Verilen Görev: Aşağıdaki alıntılanan metne göre Taliban için dini bir gereklilik olan şey neydi?

Alıntılanan Metin:

------

Taliban liderlerinin giyimlerinde yer alan pantolon, gömlek, sarık uzunluğu ve renklerin hepsi hadislerde yer alan uygulamalara göre şekillendi. Taliban için Hz. Peygamber’in giyim kuşamını taklit etmek dini bir gereklilikti. Hanefiliğin büyük bir titizlikle hadis malzemelerinden seçerek ilaç yapma hassasiyeti yerini bulduğu her otla tedavi etmeye kalkan bir anlayışa dönüştü.
Taliban’ın filizlendiği, büyüdüğü coğrafyayı ve ortamı düşündüğümüzde, zaten uzun süreden beri devam eden istikrarsızlığa gömülmüş kırsalda, bu kadar titiz ve ince dokumaya da olanak ve gerek yoktu ama çözülmesi gereken iki acil mesele vardı: Devletin olmadığı yerde kamu otoritesini ve düzeni sağlayacak bir düzen ihdası ve cihada teşvik. Bu meselelerin ilki medreselerde kamusal düzeni sağlayacak fıkıh eğitimiyle, ikincisi de hücrelerde temel din bilgisi ve cihada katılım anlatılmaya çözülmeye çalışıldı.

------

Kayıt Listesi:
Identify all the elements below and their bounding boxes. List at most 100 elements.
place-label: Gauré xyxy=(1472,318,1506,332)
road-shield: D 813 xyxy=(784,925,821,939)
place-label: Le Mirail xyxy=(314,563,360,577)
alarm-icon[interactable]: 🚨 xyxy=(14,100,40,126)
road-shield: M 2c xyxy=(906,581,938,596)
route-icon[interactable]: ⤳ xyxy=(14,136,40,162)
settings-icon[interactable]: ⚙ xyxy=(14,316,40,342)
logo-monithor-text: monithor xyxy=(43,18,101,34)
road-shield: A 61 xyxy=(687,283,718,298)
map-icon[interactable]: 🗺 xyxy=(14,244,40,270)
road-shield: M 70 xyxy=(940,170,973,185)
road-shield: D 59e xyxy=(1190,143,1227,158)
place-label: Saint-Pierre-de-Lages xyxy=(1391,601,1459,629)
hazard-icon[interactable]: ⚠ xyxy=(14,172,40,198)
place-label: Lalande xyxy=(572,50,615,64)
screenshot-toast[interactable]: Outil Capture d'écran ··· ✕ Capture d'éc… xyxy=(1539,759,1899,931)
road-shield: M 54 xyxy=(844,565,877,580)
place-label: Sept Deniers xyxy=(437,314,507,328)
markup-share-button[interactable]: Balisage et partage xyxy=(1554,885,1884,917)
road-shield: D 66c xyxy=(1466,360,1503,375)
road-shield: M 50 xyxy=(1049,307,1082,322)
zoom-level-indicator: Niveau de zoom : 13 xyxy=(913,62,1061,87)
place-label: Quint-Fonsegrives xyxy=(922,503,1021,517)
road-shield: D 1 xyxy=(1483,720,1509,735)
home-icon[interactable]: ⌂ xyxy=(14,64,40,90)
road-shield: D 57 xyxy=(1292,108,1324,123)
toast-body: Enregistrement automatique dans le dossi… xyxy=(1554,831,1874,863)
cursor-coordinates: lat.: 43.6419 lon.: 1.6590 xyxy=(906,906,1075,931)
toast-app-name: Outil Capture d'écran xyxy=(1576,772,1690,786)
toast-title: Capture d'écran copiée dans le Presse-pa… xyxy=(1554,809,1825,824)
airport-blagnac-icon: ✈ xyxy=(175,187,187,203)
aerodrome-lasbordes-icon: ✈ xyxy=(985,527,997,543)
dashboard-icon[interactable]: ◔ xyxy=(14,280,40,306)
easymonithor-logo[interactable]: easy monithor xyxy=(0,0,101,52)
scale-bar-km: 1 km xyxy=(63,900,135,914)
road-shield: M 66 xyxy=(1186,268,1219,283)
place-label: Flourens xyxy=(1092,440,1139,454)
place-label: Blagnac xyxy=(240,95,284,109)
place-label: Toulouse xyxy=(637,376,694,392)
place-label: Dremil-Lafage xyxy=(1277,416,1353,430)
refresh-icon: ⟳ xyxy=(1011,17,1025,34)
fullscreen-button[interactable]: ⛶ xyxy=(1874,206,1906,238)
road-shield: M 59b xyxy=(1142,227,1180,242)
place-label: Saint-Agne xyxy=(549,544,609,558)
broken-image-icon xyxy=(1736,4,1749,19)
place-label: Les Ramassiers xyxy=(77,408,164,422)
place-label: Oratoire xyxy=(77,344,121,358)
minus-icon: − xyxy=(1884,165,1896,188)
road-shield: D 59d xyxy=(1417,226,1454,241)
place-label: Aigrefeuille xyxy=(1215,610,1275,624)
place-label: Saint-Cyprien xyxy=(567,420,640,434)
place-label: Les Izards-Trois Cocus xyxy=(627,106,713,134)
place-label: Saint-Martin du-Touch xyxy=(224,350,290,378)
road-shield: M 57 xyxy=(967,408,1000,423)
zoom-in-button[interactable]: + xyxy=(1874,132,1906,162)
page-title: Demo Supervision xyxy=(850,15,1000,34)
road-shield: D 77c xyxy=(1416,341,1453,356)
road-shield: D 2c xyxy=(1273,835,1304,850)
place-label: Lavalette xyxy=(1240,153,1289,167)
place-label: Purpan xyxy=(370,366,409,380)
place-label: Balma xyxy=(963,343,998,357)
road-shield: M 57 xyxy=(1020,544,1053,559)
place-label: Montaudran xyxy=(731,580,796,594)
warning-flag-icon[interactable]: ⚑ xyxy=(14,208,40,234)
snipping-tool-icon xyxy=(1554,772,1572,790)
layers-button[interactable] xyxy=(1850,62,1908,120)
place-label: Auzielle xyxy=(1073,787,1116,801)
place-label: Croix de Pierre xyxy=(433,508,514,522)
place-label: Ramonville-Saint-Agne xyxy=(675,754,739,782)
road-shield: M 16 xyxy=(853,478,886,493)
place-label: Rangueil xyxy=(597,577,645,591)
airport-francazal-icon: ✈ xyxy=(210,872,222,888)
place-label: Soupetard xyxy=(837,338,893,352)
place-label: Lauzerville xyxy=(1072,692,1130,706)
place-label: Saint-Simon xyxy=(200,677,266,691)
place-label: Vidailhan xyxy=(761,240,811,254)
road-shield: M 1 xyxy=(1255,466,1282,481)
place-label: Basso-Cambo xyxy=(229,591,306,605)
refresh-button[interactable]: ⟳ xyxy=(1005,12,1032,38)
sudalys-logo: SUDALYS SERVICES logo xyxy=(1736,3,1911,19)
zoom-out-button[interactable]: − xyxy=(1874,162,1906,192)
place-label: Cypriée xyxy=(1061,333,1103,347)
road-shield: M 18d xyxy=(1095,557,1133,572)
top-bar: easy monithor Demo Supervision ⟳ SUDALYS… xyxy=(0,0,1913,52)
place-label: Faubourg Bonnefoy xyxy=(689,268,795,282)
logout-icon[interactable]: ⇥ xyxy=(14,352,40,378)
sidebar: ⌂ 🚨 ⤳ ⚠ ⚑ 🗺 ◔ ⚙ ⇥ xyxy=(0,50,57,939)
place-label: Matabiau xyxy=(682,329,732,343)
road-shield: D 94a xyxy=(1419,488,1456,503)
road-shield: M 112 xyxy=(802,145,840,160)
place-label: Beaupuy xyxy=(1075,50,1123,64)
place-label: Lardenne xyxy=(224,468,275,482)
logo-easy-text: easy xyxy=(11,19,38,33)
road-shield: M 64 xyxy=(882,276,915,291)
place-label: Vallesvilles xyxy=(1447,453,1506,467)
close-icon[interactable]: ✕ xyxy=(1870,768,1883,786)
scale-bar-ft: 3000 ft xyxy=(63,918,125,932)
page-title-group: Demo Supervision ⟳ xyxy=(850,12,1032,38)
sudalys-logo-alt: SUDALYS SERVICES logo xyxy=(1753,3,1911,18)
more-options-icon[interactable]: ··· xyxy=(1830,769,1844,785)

------

Göreve Yanıt: Hz. Peygamber’in giyim kuşamını taklit etmek.